# WHAT TO PRODUCE
Please read the text on the city-search algorithm: what does the algorithm loop through when it searches for a non-visited city?

However, in the search of a non-visited city the algorithm uses a loop through the whole list of cities, spending valuable time when the list of visiting places is large. I though in removing the tracks containing visited cities so that after each turn the set gets smaller. But still have to try it… and compare the memory usage.

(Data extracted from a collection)
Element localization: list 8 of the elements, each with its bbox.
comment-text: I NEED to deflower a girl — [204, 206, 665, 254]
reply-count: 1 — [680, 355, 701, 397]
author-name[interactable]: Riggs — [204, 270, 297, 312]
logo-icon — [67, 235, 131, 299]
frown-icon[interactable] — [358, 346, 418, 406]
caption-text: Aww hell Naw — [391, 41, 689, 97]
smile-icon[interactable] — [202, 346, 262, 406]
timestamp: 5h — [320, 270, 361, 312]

# WRITTEN ANSWER
The whole list of cities.